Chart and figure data
■ ■ ■ ■

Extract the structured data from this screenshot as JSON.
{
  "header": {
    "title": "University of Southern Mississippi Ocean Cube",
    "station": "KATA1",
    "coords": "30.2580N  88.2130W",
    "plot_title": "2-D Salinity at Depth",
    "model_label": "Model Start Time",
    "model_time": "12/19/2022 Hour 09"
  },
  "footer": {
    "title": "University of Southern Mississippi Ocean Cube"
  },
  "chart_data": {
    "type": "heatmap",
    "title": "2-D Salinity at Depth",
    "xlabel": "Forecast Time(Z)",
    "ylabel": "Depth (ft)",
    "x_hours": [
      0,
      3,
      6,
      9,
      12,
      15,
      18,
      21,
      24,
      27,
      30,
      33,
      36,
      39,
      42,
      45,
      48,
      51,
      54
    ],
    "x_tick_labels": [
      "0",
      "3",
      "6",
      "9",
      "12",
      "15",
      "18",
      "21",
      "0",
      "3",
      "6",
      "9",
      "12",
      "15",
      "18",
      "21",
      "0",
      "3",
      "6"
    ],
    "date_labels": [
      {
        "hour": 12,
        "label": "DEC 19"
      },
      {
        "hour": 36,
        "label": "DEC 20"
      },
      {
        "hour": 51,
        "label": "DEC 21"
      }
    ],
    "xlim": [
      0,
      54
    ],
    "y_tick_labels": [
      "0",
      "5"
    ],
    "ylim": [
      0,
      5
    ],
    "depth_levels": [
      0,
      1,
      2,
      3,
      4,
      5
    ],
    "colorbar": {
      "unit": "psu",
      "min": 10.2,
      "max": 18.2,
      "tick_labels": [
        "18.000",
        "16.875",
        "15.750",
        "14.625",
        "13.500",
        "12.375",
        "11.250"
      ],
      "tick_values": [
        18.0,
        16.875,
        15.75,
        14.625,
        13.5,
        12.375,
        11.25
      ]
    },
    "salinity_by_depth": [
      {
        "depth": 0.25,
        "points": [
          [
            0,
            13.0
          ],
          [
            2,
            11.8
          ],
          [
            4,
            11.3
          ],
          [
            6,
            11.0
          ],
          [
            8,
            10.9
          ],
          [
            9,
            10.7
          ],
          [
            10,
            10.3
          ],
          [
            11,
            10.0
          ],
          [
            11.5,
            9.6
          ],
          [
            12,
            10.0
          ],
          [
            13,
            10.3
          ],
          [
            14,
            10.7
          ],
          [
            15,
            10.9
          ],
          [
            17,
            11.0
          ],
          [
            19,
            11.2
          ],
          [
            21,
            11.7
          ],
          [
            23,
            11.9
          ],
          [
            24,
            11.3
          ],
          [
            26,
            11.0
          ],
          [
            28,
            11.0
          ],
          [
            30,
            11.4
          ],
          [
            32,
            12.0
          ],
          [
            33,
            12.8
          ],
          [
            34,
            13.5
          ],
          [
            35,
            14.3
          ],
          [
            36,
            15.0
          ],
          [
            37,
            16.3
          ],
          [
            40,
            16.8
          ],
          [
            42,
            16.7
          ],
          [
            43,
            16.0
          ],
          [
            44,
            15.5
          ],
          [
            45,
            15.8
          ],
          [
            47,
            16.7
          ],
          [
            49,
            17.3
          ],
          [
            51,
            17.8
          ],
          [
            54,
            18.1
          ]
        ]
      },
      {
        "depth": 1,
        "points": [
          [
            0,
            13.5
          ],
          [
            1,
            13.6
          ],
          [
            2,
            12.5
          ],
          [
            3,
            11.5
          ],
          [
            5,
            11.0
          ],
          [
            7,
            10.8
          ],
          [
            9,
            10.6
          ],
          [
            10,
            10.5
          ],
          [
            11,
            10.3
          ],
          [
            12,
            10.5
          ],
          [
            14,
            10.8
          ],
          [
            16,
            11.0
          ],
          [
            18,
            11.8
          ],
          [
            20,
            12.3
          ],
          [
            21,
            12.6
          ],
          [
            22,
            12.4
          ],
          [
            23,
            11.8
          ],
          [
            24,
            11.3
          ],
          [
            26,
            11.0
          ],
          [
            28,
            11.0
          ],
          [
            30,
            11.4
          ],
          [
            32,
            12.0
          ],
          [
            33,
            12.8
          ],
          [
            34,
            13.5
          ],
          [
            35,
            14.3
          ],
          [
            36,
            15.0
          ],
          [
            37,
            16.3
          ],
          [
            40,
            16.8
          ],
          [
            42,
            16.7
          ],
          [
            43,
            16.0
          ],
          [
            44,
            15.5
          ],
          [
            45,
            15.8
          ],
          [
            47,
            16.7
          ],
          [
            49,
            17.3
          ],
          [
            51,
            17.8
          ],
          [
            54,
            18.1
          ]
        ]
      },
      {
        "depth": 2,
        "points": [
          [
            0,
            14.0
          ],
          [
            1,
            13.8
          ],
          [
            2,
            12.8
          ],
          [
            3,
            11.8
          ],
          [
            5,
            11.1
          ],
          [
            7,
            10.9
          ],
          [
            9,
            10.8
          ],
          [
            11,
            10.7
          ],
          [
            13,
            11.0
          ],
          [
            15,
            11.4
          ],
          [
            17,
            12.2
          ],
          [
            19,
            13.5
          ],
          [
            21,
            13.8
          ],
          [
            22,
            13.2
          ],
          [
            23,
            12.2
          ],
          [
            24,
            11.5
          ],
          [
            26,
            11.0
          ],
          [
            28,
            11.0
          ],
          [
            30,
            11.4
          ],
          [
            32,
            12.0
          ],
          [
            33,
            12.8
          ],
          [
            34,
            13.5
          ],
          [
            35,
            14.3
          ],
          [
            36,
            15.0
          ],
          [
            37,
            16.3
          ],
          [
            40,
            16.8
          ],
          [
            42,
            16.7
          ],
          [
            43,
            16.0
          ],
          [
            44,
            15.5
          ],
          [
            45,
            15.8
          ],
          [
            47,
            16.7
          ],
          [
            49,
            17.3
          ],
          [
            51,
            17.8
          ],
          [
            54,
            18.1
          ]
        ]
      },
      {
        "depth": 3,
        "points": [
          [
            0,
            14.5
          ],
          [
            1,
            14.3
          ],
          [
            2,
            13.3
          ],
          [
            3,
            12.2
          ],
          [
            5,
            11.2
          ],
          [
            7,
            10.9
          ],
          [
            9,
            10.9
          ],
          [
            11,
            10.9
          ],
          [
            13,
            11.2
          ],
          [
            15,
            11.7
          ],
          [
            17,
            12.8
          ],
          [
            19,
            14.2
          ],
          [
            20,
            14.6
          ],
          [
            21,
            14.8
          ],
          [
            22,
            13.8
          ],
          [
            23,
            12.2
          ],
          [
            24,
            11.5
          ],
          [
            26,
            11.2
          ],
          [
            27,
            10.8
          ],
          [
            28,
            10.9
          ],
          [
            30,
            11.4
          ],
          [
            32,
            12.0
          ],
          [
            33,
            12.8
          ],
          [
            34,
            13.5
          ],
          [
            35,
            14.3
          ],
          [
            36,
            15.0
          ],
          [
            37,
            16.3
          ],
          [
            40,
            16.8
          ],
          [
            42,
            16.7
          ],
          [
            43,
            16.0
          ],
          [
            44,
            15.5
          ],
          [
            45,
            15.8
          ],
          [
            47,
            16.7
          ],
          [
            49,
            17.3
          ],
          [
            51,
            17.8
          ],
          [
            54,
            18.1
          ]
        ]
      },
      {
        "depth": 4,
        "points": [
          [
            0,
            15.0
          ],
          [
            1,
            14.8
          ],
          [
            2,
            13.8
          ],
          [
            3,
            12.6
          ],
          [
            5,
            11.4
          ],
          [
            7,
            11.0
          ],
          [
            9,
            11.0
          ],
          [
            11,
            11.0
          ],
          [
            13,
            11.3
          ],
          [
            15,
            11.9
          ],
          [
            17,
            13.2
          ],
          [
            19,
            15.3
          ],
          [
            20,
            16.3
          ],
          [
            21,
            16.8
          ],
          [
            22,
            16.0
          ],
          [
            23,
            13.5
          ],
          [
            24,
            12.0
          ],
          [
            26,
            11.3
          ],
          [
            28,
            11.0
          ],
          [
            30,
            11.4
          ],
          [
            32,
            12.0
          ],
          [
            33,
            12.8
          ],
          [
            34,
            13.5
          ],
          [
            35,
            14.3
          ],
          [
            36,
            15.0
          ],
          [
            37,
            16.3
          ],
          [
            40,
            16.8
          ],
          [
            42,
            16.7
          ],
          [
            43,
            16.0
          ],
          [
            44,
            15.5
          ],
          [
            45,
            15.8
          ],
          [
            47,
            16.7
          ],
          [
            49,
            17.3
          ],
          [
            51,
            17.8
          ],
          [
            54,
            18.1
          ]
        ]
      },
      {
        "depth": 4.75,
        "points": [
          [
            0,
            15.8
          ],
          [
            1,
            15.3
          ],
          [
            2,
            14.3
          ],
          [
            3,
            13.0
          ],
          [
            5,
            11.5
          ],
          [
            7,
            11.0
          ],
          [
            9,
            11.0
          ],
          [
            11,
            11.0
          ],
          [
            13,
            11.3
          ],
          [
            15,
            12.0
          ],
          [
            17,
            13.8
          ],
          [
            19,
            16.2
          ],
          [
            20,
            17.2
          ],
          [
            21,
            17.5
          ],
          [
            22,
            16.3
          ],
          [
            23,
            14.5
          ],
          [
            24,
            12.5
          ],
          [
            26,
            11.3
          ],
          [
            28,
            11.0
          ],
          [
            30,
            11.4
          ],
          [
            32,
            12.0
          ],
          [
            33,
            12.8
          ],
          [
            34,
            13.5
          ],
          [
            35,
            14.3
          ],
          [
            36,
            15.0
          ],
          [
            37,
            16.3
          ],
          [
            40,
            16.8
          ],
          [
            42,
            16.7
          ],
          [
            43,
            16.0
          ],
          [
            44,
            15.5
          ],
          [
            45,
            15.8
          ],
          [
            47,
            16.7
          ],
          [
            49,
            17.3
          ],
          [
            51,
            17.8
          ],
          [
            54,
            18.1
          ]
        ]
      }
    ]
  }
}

■ ■ ■ ■

WHAT IS ASKED:
Look through the listing and extract every line with "Southern" in it.

FINAL ANSWER:
    "title": "University of Southern Mississippi Ocean Cube",
    "title": "University of Southern Mississippi Ocean Cube"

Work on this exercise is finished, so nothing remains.